Tally the lines below that contain the word "dyeing", and give only that number.

### Data excerpts
:::

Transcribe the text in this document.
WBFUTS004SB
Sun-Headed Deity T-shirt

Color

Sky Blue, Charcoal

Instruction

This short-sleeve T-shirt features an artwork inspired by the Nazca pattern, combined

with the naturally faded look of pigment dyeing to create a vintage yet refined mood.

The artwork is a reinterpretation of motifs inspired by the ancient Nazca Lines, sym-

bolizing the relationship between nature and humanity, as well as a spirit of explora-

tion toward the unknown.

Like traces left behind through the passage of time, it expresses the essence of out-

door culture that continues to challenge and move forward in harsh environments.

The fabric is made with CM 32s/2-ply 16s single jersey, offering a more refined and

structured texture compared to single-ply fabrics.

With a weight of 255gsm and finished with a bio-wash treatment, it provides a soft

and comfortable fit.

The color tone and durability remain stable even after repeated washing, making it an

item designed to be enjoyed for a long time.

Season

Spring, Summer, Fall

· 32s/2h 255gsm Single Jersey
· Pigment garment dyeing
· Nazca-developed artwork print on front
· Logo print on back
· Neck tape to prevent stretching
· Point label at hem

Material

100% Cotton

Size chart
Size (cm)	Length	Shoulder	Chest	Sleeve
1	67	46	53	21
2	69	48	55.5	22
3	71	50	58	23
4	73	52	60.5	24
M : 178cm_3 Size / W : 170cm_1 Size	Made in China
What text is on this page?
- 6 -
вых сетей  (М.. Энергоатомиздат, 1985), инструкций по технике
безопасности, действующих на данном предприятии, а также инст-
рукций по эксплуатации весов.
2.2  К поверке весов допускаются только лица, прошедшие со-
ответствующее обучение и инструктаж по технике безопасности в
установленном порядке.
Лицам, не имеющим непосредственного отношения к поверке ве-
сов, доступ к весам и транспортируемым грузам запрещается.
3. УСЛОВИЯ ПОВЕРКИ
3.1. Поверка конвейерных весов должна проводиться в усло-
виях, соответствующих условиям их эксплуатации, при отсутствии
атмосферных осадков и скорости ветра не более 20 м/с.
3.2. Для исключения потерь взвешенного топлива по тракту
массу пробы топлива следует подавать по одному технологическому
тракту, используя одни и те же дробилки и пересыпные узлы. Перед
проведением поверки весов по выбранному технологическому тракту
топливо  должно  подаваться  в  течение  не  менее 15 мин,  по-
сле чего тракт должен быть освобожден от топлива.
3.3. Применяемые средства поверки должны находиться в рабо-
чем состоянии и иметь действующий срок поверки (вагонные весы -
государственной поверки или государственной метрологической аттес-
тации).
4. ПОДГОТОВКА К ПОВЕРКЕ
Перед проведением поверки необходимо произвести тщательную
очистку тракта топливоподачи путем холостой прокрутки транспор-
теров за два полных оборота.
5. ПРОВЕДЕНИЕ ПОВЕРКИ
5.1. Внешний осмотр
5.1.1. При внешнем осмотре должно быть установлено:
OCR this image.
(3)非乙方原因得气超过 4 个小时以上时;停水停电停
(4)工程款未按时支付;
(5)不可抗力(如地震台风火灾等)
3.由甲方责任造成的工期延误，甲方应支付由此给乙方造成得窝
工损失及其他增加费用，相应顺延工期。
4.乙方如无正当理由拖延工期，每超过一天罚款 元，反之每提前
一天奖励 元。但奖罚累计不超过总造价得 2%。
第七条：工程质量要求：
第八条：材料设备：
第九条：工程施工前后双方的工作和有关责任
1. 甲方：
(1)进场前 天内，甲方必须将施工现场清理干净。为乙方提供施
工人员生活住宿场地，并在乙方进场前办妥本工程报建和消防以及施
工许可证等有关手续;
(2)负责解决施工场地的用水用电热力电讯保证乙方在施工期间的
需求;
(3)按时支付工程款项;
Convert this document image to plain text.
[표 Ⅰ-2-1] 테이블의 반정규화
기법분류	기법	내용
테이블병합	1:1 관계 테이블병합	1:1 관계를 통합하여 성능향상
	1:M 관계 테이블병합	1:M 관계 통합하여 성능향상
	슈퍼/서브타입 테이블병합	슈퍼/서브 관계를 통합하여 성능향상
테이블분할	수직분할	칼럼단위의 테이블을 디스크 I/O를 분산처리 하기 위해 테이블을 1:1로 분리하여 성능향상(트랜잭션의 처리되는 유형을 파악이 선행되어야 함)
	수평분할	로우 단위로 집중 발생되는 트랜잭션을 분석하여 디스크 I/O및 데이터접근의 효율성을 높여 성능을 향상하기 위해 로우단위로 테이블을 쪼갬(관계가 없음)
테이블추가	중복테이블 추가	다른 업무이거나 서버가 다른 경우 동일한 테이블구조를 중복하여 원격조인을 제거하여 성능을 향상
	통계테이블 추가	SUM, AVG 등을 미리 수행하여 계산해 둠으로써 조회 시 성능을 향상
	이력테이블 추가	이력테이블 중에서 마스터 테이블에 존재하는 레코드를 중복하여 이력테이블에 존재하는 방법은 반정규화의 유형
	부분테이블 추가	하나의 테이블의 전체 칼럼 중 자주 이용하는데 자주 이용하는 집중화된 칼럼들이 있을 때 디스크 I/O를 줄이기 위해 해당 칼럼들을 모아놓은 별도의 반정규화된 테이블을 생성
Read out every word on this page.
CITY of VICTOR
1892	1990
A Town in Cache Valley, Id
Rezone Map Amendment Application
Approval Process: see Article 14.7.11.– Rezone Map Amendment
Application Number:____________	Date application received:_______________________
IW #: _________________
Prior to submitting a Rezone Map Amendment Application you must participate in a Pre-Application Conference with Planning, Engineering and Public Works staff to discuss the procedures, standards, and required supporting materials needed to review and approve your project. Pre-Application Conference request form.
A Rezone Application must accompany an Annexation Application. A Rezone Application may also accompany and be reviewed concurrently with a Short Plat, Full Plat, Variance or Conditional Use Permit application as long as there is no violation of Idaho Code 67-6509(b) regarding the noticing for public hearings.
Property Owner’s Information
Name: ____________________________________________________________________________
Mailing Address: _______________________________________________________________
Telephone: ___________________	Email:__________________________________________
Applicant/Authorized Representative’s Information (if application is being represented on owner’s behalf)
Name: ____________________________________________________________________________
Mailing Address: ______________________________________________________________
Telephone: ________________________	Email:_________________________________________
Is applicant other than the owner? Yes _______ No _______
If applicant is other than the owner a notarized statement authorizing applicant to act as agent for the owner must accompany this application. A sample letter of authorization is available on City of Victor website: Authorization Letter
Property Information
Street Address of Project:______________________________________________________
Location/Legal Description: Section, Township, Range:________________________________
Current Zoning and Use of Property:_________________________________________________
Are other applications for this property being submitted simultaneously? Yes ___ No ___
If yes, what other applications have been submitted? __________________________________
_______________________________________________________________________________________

:::

### Problem solution
2